Make an exact copy of all the entries, with the pictures left out.

- **Data shown**:
════════════════════

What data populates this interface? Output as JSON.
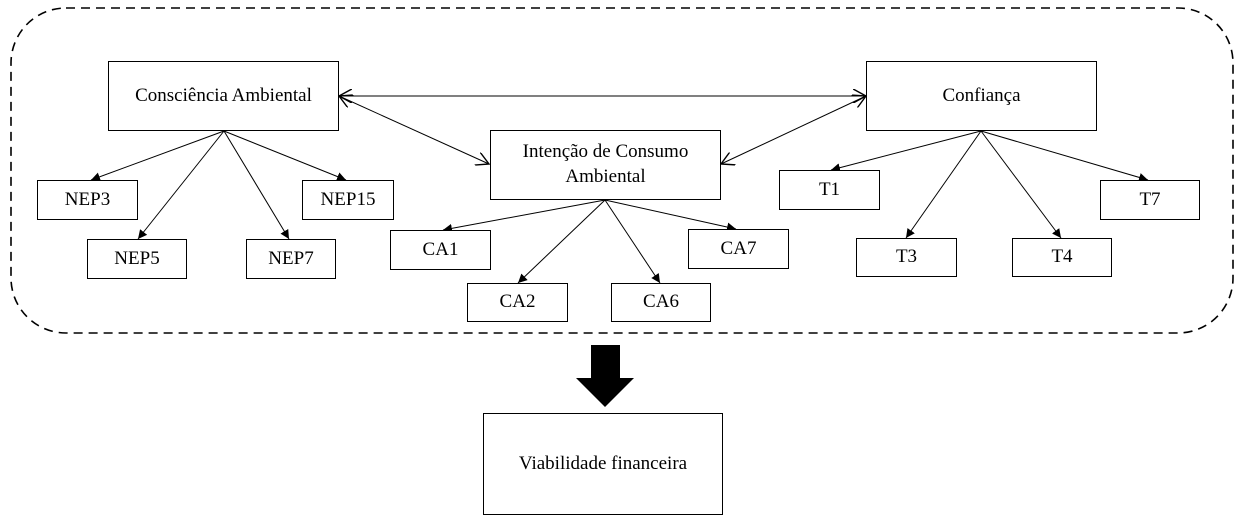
{
  "diagram": {
    "group_label": "",
    "constructs": [
      {
        "id": "ca",
        "label": "Consciência Ambiental"
      },
      {
        "id": "ic",
        "label": "Intenção de Consumo Ambiental"
      },
      {
        "id": "cf",
        "label": "Confiança"
      }
    ],
    "indicators": {
      "ca": [
        "NEP3",
        "NEP5",
        "NEP7",
        "NEP15"
      ],
      "ic": [
        "CA1",
        "CA2",
        "CA6",
        "CA7"
      ],
      "cf": [
        "T1",
        "T3",
        "T4",
        "T7"
      ]
    },
    "relationships": [
      {
        "from": "ca",
        "to": "cf",
        "type": "bidirectional"
      },
      {
        "from": "ca",
        "to": "ic",
        "type": "bidirectional"
      },
      {
        "from": "cf",
        "to": "ic",
        "type": "bidirectional"
      }
    ],
    "outcome": {
      "label": "Viabilidade financeira"
    },
    "outcome_link": {
      "from": "group",
      "to": "outcome",
      "type": "block-arrow"
    }
  }
}
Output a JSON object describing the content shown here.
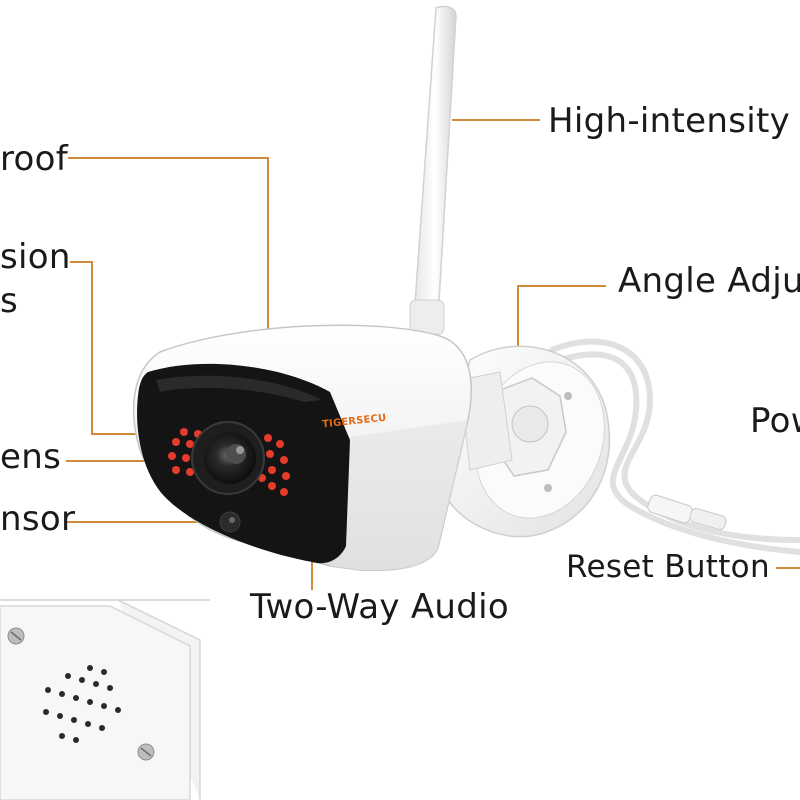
{
  "labels": {
    "antenna": "High-intensity A",
    "waterproof": "roof",
    "night_vision_1": "sion",
    "night_vision_2": "s",
    "angle": "Angle Adjus",
    "power": "Pow",
    "lens": "ens",
    "sensor": "nsor",
    "reset": "Reset Button",
    "audio": "Two-Way Audio"
  },
  "brand": "TIGERSECU",
  "colors": {
    "leader_line": "#d08a3a",
    "brand_text": "#e46a18",
    "ir_led": "#e53b2a",
    "camera_body": "#f4f4f4",
    "camera_face": "#151515"
  }
}
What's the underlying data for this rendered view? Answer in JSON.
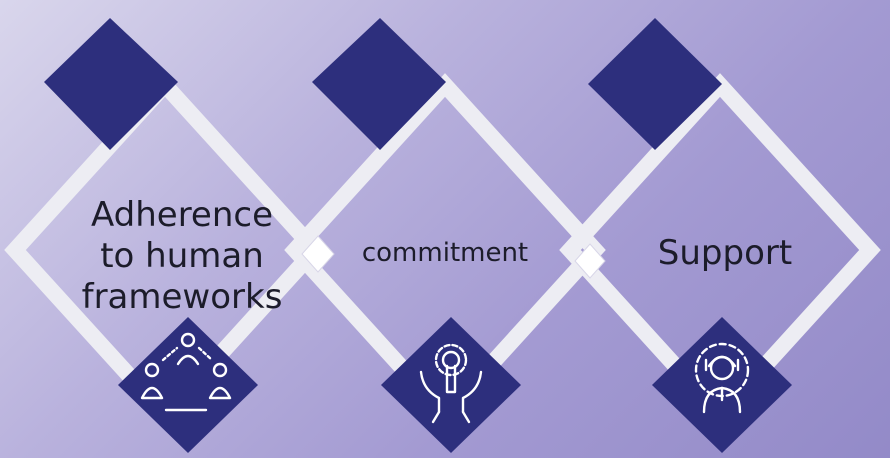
{
  "items": [
    {
      "label": "Adherence\nto human\nframeworks",
      "icon": "team-network-icon"
    },
    {
      "label": "commitment",
      "icon": "gear-wrench-hands-icon"
    },
    {
      "label": "Support",
      "icon": "support-agent-gear-icon"
    }
  ],
  "colors": {
    "navy": "#2d2f7d",
    "frame": "#ededf3",
    "connector": "#ffffff",
    "icon_stroke": "#ffffff"
  }
}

════════════════════

- **Result of the task**:
What data populates this interface? Output as JSON.
{
  "diagram": {
    "group_label": "",
    "constructs": [
      {
        "id": "ca",
        "label": "Consciência Ambiental"
      },
      {
        "id": "ic",
        "label": "Intenção de Consumo Ambiental"
      },
      {
        "id": "cf",
        "label": "Confiança"
      }
    ],
    "indicators": {
      "ca": [
        "NEP3",
        "NEP5",
        "NEP7",
        "NEP15"
      ],
      "ic": [
        "CA1",
        "CA2",
        "CA6",
        "CA7"
      ],
      "cf": [
        "T1",
        "T3",
        "T4",
        "T7"
      ]
    },
    "relationships": [
      {
        "from": "ca",
        "to": "cf",
        "type": "bidirectional"
      },
      {
        "from": "ca",
        "to": "ic",
        "type": "bidirectional"
      },
      {
        "from": "cf",
        "to": "ic",
        "type": "bidirectional"
      }
    ],
    "outcome": {
      "label": "Viabilidade financeira"
    },
    "outcome_link": {
      "from": "group",
      "to": "outcome",
      "type": "block-arrow"
    }
  }
}
Output a JSON object describing the content shown here.
{
  "labels": {
    "antenna": "High-intensity A",
    "waterproof": "roof",
    "night_vision_1": "sion",
    "night_vision_2": "s",
    "angle": "Angle Adjus",
    "power": "Pow",
    "lens": "ens",
    "sensor": "nsor",
    "reset": "Reset Button",
    "audio": "Two-Way Audio"
  },
  "brand": "TIGERSECU",
  "colors": {
    "leader_line": "#d08a3a",
    "brand_text": "#e46a18",
    "ir_led": "#e53b2a",
    "camera_body": "#f4f4f4",
    "camera_face": "#151515"
  }
}
What's the underlying data for this rendered view? Answer in JSON.
{
  "items": [
    {
      "label": "Adherence\nto human\nframeworks",
      "icon": "team-network-icon"
    },
    {
      "label": "commitment",
      "icon": "gear-wrench-hands-icon"
    },
    {
      "label": "Support",
      "icon": "support-agent-gear-icon"
    }
  ],
  "colors": {
    "navy": "#2d2f7d",
    "frame": "#ededf3",
    "connector": "#ffffff",
    "icon_stroke": "#ffffff"
  }
}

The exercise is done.